» Stated exercise:
Could you copy out the whole listing below line for line, leaving out the picture?

» Extracted data:
-*-*-

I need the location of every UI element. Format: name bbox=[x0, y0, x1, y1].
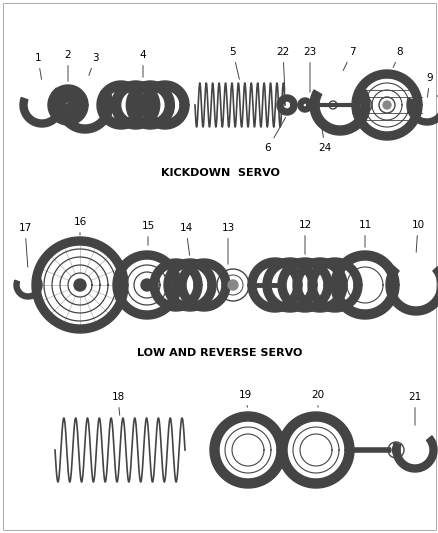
Circle shape bbox=[74, 279, 86, 291]
Text: 4: 4 bbox=[139, 50, 146, 77]
Polygon shape bbox=[177, 259, 230, 311]
Text: 9: 9 bbox=[426, 73, 432, 97]
Polygon shape bbox=[14, 276, 42, 299]
Text: 2: 2 bbox=[64, 50, 71, 81]
Polygon shape bbox=[111, 81, 159, 129]
Polygon shape bbox=[330, 251, 398, 319]
Polygon shape bbox=[292, 258, 346, 312]
Circle shape bbox=[382, 101, 390, 109]
Text: 7: 7 bbox=[343, 47, 354, 70]
Text: 10: 10 bbox=[410, 220, 424, 252]
Circle shape bbox=[141, 279, 153, 291]
Text: 23: 23 bbox=[303, 47, 316, 92]
Text: 12: 12 bbox=[298, 220, 311, 254]
Text: 6: 6 bbox=[264, 117, 285, 153]
Circle shape bbox=[361, 102, 367, 108]
Polygon shape bbox=[351, 70, 421, 140]
Polygon shape bbox=[57, 87, 113, 133]
Polygon shape bbox=[406, 92, 438, 125]
Polygon shape bbox=[48, 85, 88, 125]
Text: 5: 5 bbox=[229, 47, 239, 79]
Polygon shape bbox=[97, 81, 145, 129]
Circle shape bbox=[227, 280, 237, 290]
Polygon shape bbox=[262, 258, 316, 312]
Text: 16: 16 bbox=[73, 217, 86, 235]
Polygon shape bbox=[32, 237, 128, 333]
Text: KICKDOWN  SERVO: KICKDOWN SERVO bbox=[160, 168, 279, 178]
Polygon shape bbox=[141, 81, 189, 129]
Polygon shape bbox=[209, 412, 285, 488]
Polygon shape bbox=[247, 258, 301, 312]
Polygon shape bbox=[20, 88, 64, 127]
Text: 20: 20 bbox=[311, 390, 324, 407]
Text: 8: 8 bbox=[392, 47, 403, 68]
Text: 19: 19 bbox=[238, 390, 251, 407]
Text: 14: 14 bbox=[179, 223, 192, 255]
Polygon shape bbox=[307, 258, 361, 312]
Polygon shape bbox=[297, 98, 311, 112]
Polygon shape bbox=[150, 259, 201, 311]
Text: 13: 13 bbox=[221, 223, 234, 264]
Polygon shape bbox=[309, 90, 369, 135]
Text: 3: 3 bbox=[89, 53, 98, 75]
Polygon shape bbox=[276, 95, 297, 115]
Text: 21: 21 bbox=[407, 392, 420, 425]
Circle shape bbox=[391, 446, 399, 454]
Polygon shape bbox=[164, 259, 215, 311]
Text: 15: 15 bbox=[141, 221, 154, 245]
Text: LOW AND REVERSE SERVO: LOW AND REVERSE SERVO bbox=[137, 348, 302, 358]
Polygon shape bbox=[113, 251, 180, 319]
Polygon shape bbox=[277, 258, 331, 312]
Text: 24: 24 bbox=[318, 118, 331, 153]
Text: 18: 18 bbox=[111, 392, 124, 415]
Polygon shape bbox=[126, 81, 174, 129]
Text: 22: 22 bbox=[276, 47, 289, 90]
Text: 17: 17 bbox=[18, 223, 32, 267]
Polygon shape bbox=[385, 266, 438, 315]
Polygon shape bbox=[392, 436, 436, 472]
Text: 1: 1 bbox=[35, 53, 42, 79]
Text: 11: 11 bbox=[357, 220, 371, 247]
Polygon shape bbox=[277, 412, 353, 488]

-*-*-

» Task output:
I need the location of every UI element. Format: name bbox=[x0, y0, x1, y1].
Circle shape bbox=[74, 279, 86, 291]
Text: 4: 4 bbox=[139, 50, 146, 77]
Polygon shape bbox=[177, 259, 230, 311]
Text: 9: 9 bbox=[426, 73, 432, 97]
Polygon shape bbox=[14, 276, 42, 299]
Text: 2: 2 bbox=[64, 50, 71, 81]
Polygon shape bbox=[111, 81, 159, 129]
Polygon shape bbox=[330, 251, 398, 319]
Polygon shape bbox=[292, 258, 346, 312]
Circle shape bbox=[382, 101, 390, 109]
Text: 7: 7 bbox=[343, 47, 354, 70]
Text: 10: 10 bbox=[410, 220, 424, 252]
Circle shape bbox=[141, 279, 153, 291]
Text: 23: 23 bbox=[303, 47, 316, 92]
Text: 12: 12 bbox=[298, 220, 311, 254]
Text: 6: 6 bbox=[264, 117, 285, 153]
Circle shape bbox=[361, 102, 367, 108]
Polygon shape bbox=[351, 70, 421, 140]
Polygon shape bbox=[57, 87, 113, 133]
Polygon shape bbox=[406, 92, 438, 125]
Polygon shape bbox=[48, 85, 88, 125]
Text: 5: 5 bbox=[229, 47, 239, 79]
Polygon shape bbox=[97, 81, 145, 129]
Circle shape bbox=[227, 280, 237, 290]
Polygon shape bbox=[262, 258, 316, 312]
Text: 16: 16 bbox=[73, 217, 86, 235]
Polygon shape bbox=[32, 237, 128, 333]
Text: KICKDOWN  SERVO: KICKDOWN SERVO bbox=[160, 168, 279, 178]
Polygon shape bbox=[141, 81, 189, 129]
Polygon shape bbox=[209, 412, 285, 488]
Polygon shape bbox=[247, 258, 301, 312]
Polygon shape bbox=[20, 88, 64, 127]
Text: 20: 20 bbox=[311, 390, 324, 407]
Text: 8: 8 bbox=[392, 47, 403, 68]
Text: 19: 19 bbox=[238, 390, 251, 407]
Text: 14: 14 bbox=[179, 223, 192, 255]
Polygon shape bbox=[307, 258, 361, 312]
Polygon shape bbox=[297, 98, 311, 112]
Polygon shape bbox=[150, 259, 201, 311]
Text: 13: 13 bbox=[221, 223, 234, 264]
Polygon shape bbox=[309, 90, 369, 135]
Text: 3: 3 bbox=[89, 53, 98, 75]
Polygon shape bbox=[276, 95, 297, 115]
Text: 21: 21 bbox=[407, 392, 420, 425]
Circle shape bbox=[391, 446, 399, 454]
Polygon shape bbox=[164, 259, 215, 311]
Text: 15: 15 bbox=[141, 221, 154, 245]
Text: LOW AND REVERSE SERVO: LOW AND REVERSE SERVO bbox=[137, 348, 302, 358]
Polygon shape bbox=[113, 251, 180, 319]
Polygon shape bbox=[277, 258, 331, 312]
Text: 24: 24 bbox=[318, 118, 331, 153]
Text: 18: 18 bbox=[111, 392, 124, 415]
Polygon shape bbox=[126, 81, 174, 129]
Text: 22: 22 bbox=[276, 47, 289, 90]
Text: 17: 17 bbox=[18, 223, 32, 267]
Polygon shape bbox=[385, 266, 438, 315]
Polygon shape bbox=[392, 436, 436, 472]
Text: 1: 1 bbox=[35, 53, 42, 79]
Text: 11: 11 bbox=[357, 220, 371, 247]
Polygon shape bbox=[277, 412, 353, 488]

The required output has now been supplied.